Dataset records:
* * *

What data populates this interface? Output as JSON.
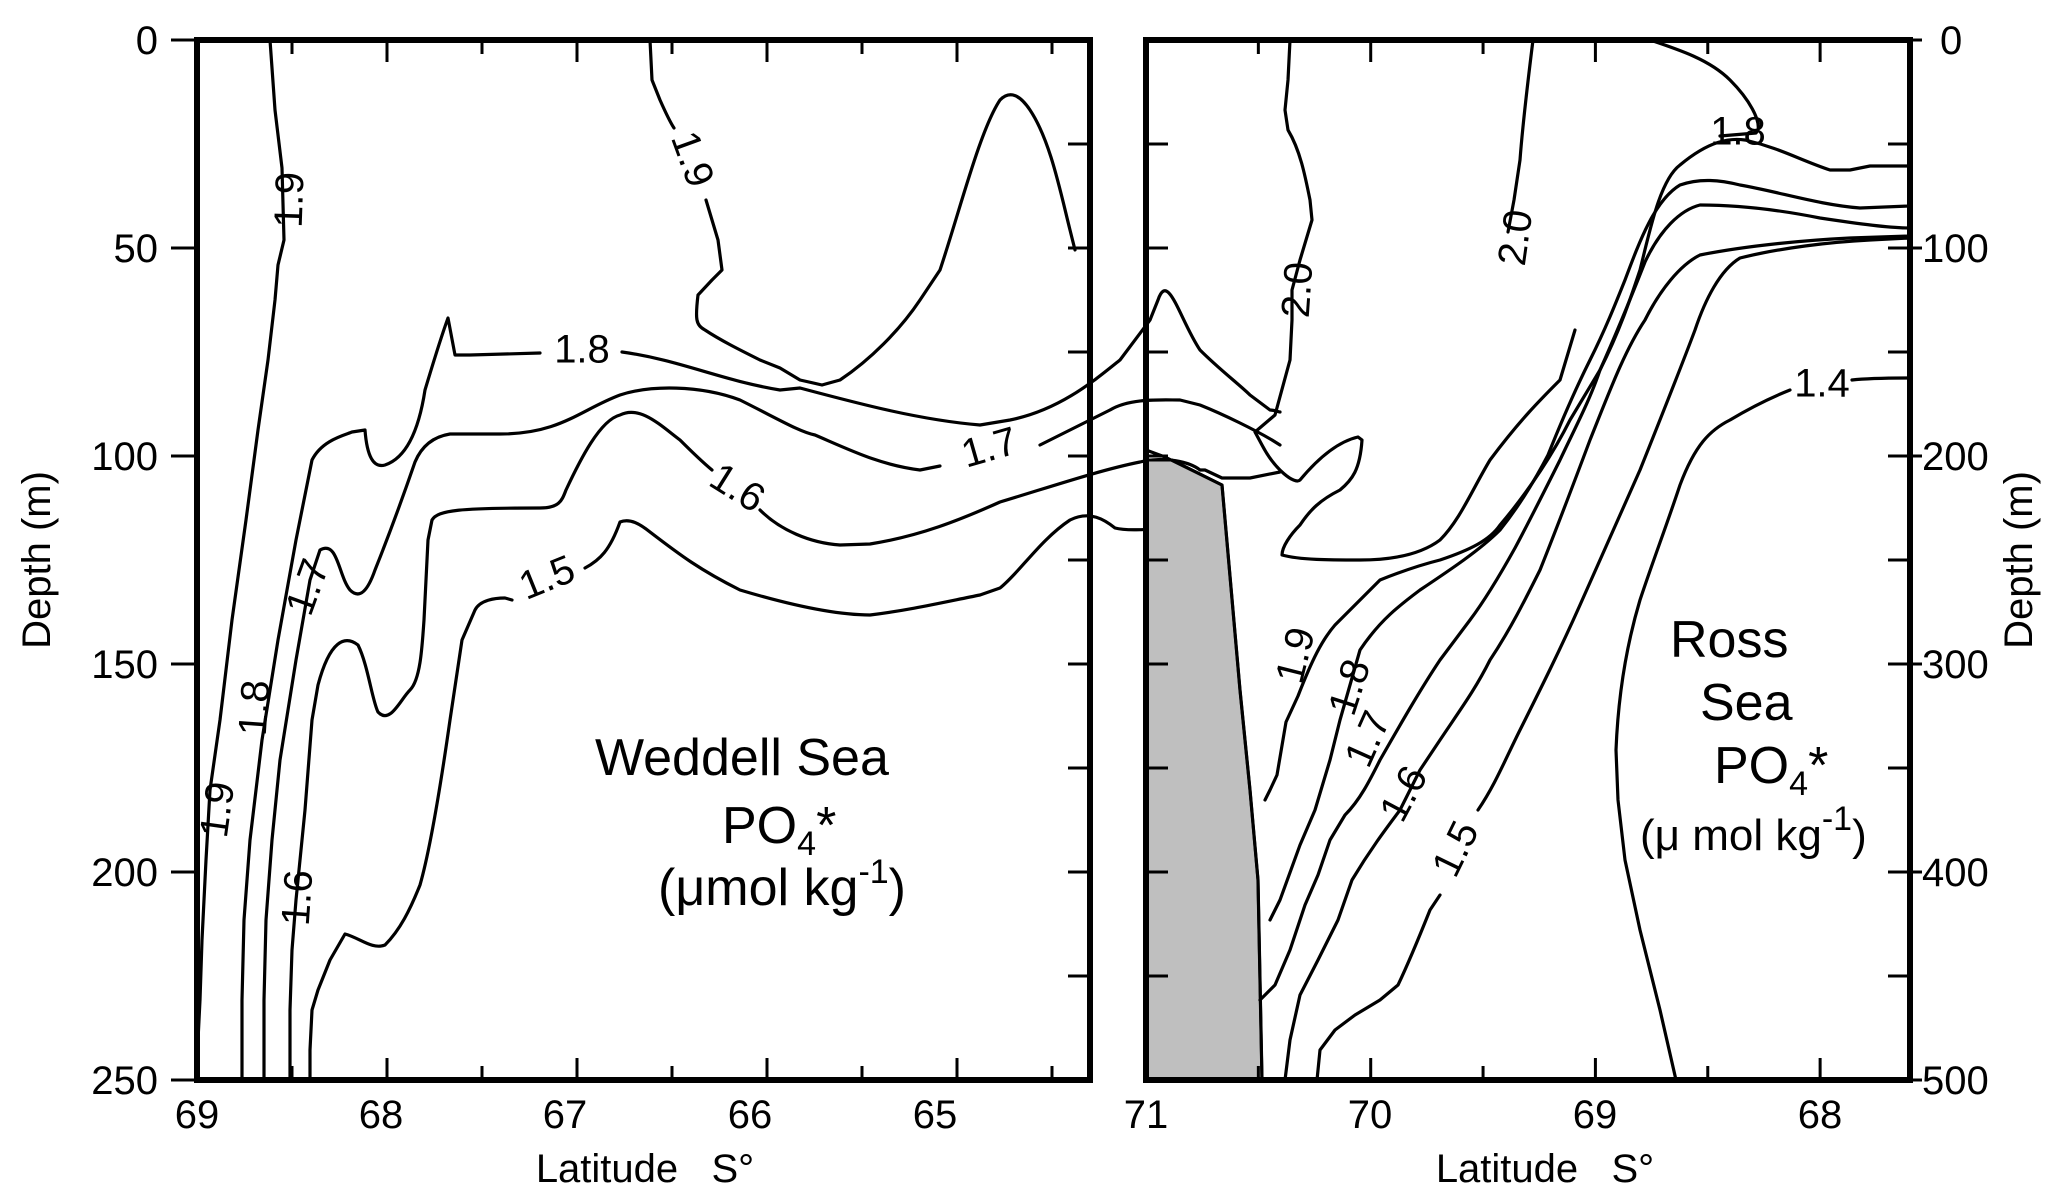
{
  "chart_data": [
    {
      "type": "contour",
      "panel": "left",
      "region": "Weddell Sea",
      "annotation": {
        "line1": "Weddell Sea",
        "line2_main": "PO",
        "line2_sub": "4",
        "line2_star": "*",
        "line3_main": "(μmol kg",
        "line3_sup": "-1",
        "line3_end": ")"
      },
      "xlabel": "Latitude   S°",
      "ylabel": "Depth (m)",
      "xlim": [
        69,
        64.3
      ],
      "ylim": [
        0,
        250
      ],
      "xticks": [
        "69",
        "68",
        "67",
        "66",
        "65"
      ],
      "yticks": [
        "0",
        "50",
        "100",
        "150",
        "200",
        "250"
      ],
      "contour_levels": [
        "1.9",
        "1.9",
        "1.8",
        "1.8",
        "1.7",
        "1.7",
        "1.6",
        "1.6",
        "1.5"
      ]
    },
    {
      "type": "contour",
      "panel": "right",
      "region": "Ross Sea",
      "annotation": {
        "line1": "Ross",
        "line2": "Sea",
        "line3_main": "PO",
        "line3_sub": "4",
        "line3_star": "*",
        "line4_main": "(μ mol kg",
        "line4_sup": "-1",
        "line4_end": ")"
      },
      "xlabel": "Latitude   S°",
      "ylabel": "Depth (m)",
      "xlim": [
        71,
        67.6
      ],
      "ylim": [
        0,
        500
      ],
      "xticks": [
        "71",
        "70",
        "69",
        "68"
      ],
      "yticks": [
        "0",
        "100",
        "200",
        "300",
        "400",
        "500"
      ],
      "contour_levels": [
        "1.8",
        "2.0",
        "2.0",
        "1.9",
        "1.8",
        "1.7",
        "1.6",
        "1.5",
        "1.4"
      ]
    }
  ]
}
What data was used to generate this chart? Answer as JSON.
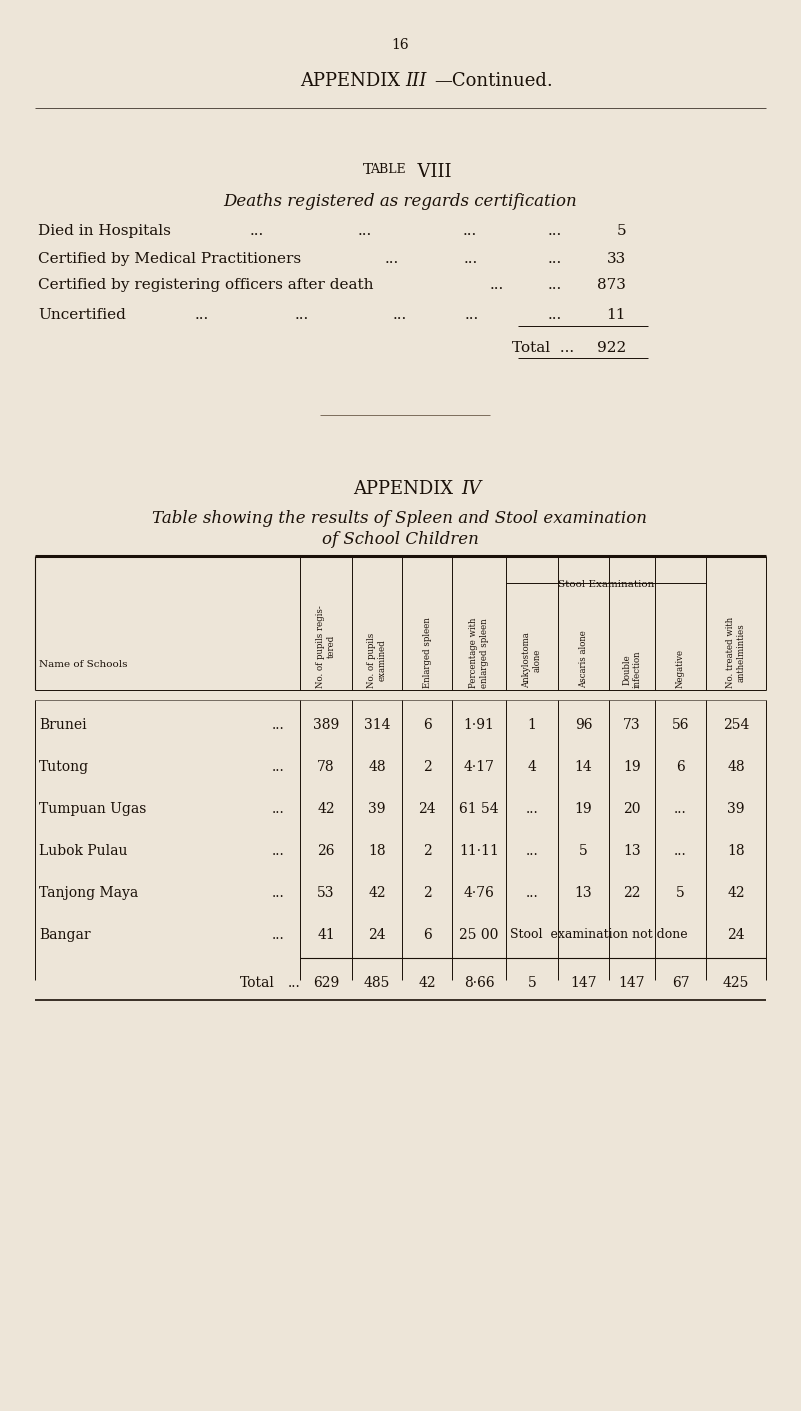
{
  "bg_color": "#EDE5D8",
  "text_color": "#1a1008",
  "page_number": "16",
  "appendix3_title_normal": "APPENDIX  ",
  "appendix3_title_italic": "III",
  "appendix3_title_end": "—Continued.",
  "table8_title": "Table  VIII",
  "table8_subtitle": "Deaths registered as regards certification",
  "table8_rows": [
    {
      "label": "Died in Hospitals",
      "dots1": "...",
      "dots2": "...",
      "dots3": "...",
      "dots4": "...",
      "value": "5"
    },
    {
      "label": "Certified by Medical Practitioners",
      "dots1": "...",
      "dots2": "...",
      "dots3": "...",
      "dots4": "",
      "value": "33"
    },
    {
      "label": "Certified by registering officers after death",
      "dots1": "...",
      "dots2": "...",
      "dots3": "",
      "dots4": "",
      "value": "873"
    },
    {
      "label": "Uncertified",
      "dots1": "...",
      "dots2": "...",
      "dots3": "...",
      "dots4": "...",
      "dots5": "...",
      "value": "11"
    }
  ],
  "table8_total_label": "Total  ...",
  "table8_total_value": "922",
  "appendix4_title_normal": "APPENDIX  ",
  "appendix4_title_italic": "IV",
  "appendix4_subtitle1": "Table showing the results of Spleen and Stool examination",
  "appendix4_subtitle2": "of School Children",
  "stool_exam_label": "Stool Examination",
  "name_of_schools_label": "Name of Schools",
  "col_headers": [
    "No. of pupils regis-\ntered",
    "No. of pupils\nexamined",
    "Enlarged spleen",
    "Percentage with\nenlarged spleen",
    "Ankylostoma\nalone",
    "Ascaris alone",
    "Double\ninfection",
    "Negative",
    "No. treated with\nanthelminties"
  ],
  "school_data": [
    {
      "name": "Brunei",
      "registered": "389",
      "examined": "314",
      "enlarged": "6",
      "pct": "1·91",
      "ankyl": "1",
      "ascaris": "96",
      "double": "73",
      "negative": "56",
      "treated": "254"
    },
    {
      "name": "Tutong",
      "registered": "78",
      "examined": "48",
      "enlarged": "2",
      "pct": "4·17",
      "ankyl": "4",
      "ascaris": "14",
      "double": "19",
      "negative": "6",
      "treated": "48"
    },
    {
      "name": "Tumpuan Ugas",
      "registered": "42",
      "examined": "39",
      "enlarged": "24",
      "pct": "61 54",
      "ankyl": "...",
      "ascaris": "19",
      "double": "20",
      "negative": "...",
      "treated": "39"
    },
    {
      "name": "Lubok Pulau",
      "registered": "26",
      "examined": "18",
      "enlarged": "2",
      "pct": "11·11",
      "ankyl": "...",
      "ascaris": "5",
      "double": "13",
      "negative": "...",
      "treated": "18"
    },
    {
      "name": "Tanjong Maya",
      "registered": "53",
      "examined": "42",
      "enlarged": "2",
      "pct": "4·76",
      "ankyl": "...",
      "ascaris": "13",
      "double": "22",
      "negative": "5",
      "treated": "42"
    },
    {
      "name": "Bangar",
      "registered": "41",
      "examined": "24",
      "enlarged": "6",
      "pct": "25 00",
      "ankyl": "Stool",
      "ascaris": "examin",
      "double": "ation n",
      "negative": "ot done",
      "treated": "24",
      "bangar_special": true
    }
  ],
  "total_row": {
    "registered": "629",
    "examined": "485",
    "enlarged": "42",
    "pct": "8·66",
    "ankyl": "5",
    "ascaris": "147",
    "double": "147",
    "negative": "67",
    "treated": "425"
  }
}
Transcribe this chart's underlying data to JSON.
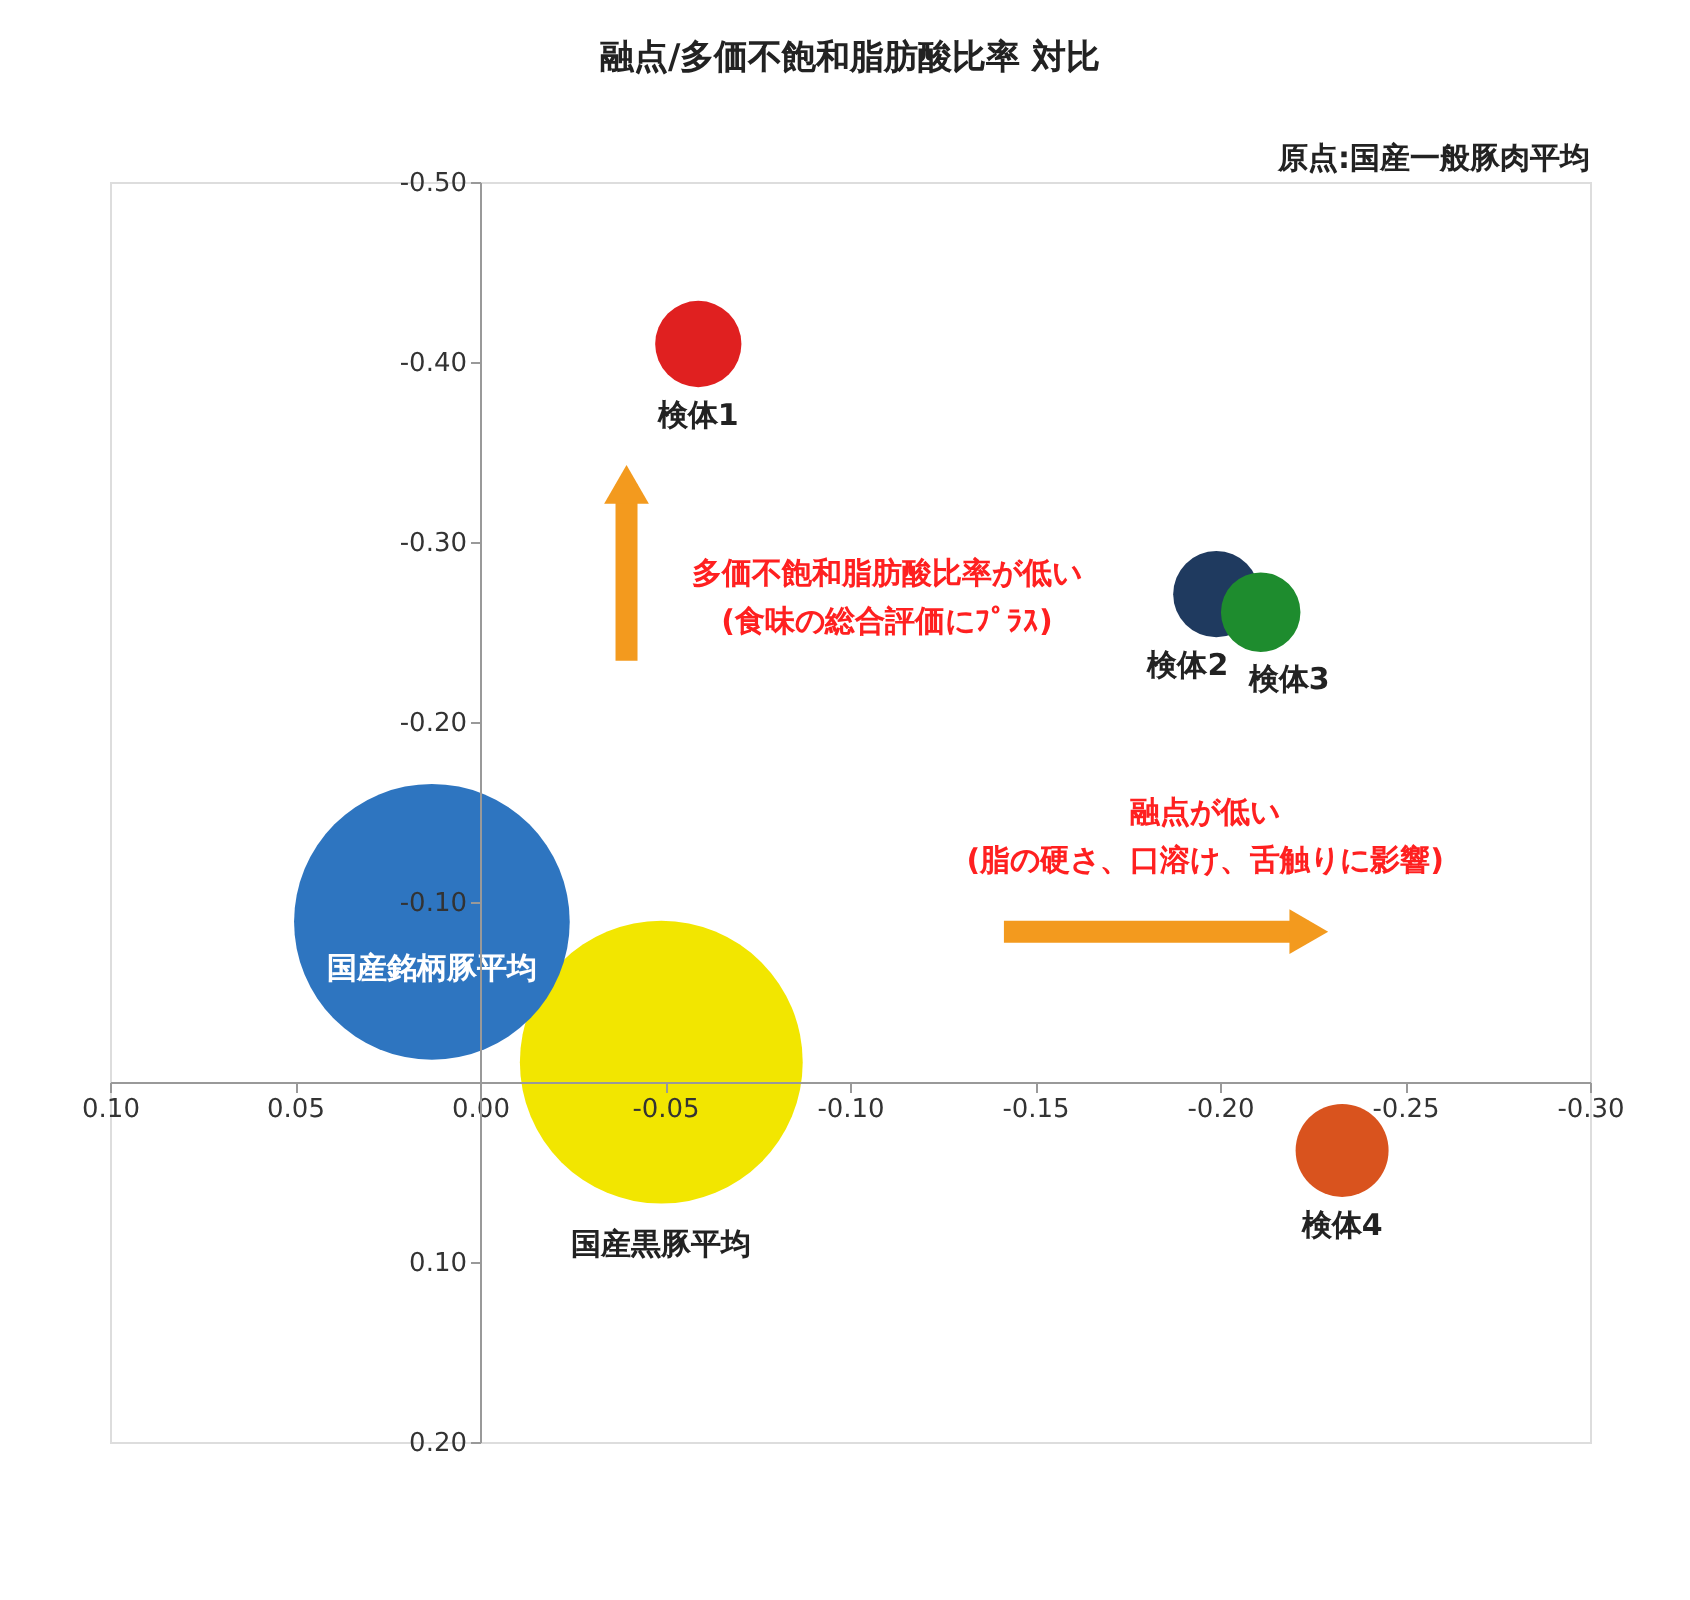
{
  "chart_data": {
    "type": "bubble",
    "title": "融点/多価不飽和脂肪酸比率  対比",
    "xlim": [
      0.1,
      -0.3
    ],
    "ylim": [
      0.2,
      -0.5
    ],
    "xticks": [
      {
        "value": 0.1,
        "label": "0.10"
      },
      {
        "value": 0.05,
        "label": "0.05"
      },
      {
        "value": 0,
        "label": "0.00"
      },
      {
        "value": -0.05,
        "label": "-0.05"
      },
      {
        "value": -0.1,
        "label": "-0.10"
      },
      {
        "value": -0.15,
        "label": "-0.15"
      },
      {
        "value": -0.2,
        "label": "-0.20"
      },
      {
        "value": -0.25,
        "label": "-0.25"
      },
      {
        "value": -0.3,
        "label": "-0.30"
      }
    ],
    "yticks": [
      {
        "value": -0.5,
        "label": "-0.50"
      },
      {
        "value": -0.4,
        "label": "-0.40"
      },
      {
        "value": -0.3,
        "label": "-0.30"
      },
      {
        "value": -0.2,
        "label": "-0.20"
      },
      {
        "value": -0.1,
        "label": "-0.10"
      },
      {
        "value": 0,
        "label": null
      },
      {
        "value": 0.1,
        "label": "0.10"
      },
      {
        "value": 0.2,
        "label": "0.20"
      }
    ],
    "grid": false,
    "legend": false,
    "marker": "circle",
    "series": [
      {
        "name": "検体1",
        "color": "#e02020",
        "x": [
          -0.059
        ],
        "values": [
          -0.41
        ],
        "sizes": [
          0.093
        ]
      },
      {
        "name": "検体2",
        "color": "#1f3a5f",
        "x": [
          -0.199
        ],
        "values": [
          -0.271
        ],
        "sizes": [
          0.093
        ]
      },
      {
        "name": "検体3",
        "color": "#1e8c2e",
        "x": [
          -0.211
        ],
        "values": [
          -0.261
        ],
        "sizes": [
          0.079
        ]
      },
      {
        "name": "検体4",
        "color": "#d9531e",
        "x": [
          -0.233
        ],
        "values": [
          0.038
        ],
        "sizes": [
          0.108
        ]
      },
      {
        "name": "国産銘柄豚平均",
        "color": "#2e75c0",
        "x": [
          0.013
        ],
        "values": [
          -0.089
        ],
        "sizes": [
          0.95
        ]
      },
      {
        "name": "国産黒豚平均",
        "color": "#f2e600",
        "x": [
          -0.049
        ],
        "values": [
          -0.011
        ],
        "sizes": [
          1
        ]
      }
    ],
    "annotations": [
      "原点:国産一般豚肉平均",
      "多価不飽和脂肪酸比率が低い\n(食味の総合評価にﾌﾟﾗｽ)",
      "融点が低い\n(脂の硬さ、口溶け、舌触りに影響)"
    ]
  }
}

* * *

Exercise description: Copy out all lines that carry the word "with".

Finished answer:
    "Percentage with\nenlarged spleen",
    "No. treated with\nanthelminties"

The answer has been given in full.